Print the data exactly as it is given, please.

Task data
* begin *
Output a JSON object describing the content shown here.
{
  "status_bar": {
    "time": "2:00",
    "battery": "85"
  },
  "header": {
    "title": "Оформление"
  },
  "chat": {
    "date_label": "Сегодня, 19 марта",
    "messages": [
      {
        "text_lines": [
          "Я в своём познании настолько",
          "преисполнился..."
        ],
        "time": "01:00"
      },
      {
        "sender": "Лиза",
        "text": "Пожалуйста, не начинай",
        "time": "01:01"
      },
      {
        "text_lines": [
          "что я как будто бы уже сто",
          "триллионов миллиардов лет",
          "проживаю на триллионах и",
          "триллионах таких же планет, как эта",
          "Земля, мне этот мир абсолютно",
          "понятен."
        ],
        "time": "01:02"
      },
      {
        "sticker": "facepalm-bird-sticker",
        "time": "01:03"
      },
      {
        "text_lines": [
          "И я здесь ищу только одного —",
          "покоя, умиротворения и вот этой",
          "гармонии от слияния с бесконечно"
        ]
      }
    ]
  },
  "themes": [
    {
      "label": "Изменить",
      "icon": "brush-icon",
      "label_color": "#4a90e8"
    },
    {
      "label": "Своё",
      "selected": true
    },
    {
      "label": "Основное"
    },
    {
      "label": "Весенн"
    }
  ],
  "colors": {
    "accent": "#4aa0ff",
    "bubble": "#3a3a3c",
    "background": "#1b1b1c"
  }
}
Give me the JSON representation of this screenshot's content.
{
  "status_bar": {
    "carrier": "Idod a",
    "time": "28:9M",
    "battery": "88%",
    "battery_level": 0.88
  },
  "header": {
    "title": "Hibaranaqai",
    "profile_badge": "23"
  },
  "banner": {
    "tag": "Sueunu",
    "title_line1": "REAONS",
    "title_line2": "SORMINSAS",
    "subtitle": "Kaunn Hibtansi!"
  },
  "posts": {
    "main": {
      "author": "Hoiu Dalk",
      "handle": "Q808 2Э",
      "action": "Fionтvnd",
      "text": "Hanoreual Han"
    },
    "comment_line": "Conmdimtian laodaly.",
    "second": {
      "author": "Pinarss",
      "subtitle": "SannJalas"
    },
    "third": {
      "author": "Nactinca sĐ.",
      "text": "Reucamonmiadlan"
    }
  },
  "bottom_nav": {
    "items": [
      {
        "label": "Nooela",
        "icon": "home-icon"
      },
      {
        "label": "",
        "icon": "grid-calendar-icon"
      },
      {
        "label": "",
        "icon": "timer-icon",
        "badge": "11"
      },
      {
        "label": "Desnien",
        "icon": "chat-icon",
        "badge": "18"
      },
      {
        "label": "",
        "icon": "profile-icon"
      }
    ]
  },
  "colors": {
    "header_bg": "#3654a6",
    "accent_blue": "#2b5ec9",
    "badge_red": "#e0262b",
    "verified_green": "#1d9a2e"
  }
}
* end *
Final result
Output a JSON object describing the content shown here.
{
  "status_bar": {
    "time": "2:00",
    "battery": "85"
  },
  "header": {
    "title": "Оформление"
  },
  "chat": {
    "date_label": "Сегодня, 19 марта",
    "messages": [
      {
        "text_lines": [
          "Я в своём познании настолько",
          "преисполнился..."
        ],
        "time": "01:00"
      },
      {
        "sender": "Лиза",
        "text": "Пожалуйста, не начинай",
        "time": "01:01"
      },
      {
        "text_lines": [
          "что я как будто бы уже сто",
          "триллионов миллиардов лет",
          "проживаю на триллионах и",
          "триллионах таких же планет, как эта",
          "Земля, мне этот мир абсолютно",
          "понятен."
        ],
        "time": "01:02"
      },
      {
        "sticker": "facepalm-bird-sticker",
        "time": "01:03"
      },
      {
        "text_lines": [
          "И я здесь ищу только одного —",
          "покоя, умиротворения и вот этой",
          "гармонии от слияния с бесконечно"
        ]
      }
    ]
  },
  "themes": [
    {
      "label": "Изменить",
      "icon": "brush-icon",
      "label_color": "#4a90e8"
    },
    {
      "label": "Своё",
      "selected": true
    },
    {
      "label": "Основное"
    },
    {
      "label": "Весенн"
    }
  ],
  "colors": {
    "accent": "#4aa0ff",
    "bubble": "#3a3a3c",
    "background": "#1b1b1c"
  }
}
Give me the JSON representation of this screenshot's content.
{
  "status_bar": {
    "carrier": "Idod a",
    "time": "28:9M",
    "battery": "88%",
    "battery_level": 0.88
  },
  "header": {
    "title": "Hibaranaqai",
    "profile_badge": "23"
  },
  "banner": {
    "tag": "Sueunu",
    "title_line1": "REAONS",
    "title_line2": "SORMINSAS",
    "subtitle": "Kaunn Hibtansi!"
  },
  "posts": {
    "main": {
      "author": "Hoiu Dalk",
      "handle": "Q808 2Э",
      "action": "Fionтvnd",
      "text": "Hanoreual Han"
    },
    "comment_line": "Conmdimtian laodaly.",
    "second": {
      "author": "Pinarss",
      "subtitle": "SannJalas"
    },
    "third": {
      "author": "Nactinca sĐ.",
      "text": "Reucamonmiadlan"
    }
  },
  "bottom_nav": {
    "items": [
      {
        "label": "Nooela",
        "icon": "home-icon"
      },
      {
        "label": "",
        "icon": "grid-calendar-icon"
      },
      {
        "label": "",
        "icon": "timer-icon",
        "badge": "11"
      },
      {
        "label": "Desnien",
        "icon": "chat-icon",
        "badge": "18"
      },
      {
        "label": "",
        "icon": "profile-icon"
      }
    ]
  },
  "colors": {
    "header_bg": "#3654a6",
    "accent_blue": "#2b5ec9",
    "badge_red": "#e0262b",
    "verified_green": "#1d9a2e"
  }
}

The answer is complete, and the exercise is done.